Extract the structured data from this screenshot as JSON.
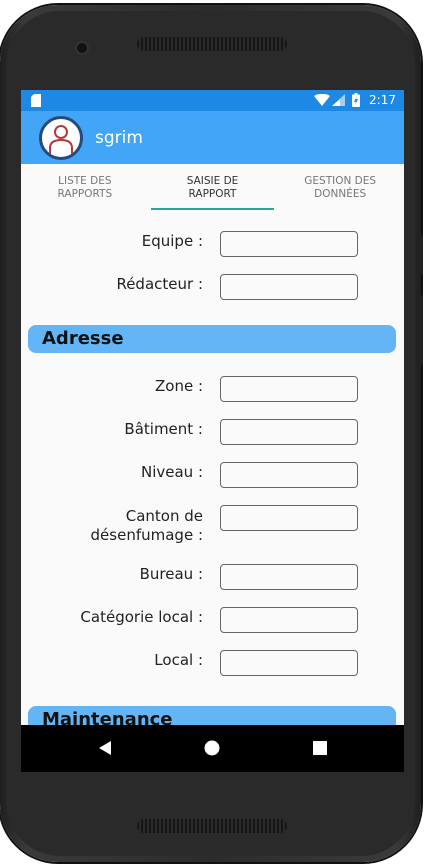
{
  "status": {
    "time": "2:17"
  },
  "app": {
    "title": "sgrim"
  },
  "tabs": [
    {
      "label": "LISTE DES RAPPORTS"
    },
    {
      "label": "SAISIE DE RAPPORT"
    },
    {
      "label": "GESTION DES DONNÉES"
    }
  ],
  "form": {
    "equipe_label": "Equipe :",
    "redacteur_label": "Rédacteur :",
    "section_adresse": "Adresse",
    "zone_label": "Zone :",
    "batiment_label": "Bâtiment :",
    "niveau_label": "Niveau :",
    "canton_label_1": "Canton de",
    "canton_label_2": "désenfumage :",
    "bureau_label": "Bureau :",
    "categorie_label": "Catégorie local :",
    "local_label": "Local :",
    "section_maintenance": "Maintenance"
  },
  "colors": {
    "status_bar": "#1e88e5",
    "app_bar": "#42a5f5",
    "section": "#64b5f6",
    "tab_indicator": "#26a69a"
  }
}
━━━━━━━━━━━━━━━━━━━━
What to do: Output every entry verbatim. Pictures do not belong in the copy.

Finished answer:
Extract the structured data from this screenshot as JSON.
{
  "status": {
    "time": "2:17"
  },
  "app": {
    "title": "sgrim"
  },
  "tabs": [
    {
      "label": "LISTE DES RAPPORTS"
    },
    {
      "label": "SAISIE DE RAPPORT"
    },
    {
      "label": "GESTION DES DONNÉES"
    }
  ],
  "form": {
    "equipe_label": "Equipe :",
    "redacteur_label": "Rédacteur :",
    "section_adresse": "Adresse",
    "zone_label": "Zone :",
    "batiment_label": "Bâtiment :",
    "niveau_label": "Niveau :",
    "canton_label_1": "Canton de",
    "canton_label_2": "désenfumage :",
    "bureau_label": "Bureau :",
    "categorie_label": "Catégorie local :",
    "local_label": "Local :",
    "section_maintenance": "Maintenance"
  },
  "colors": {
    "status_bar": "#1e88e5",
    "app_bar": "#42a5f5",
    "section": "#64b5f6",
    "tab_indicator": "#26a69a"
  }
}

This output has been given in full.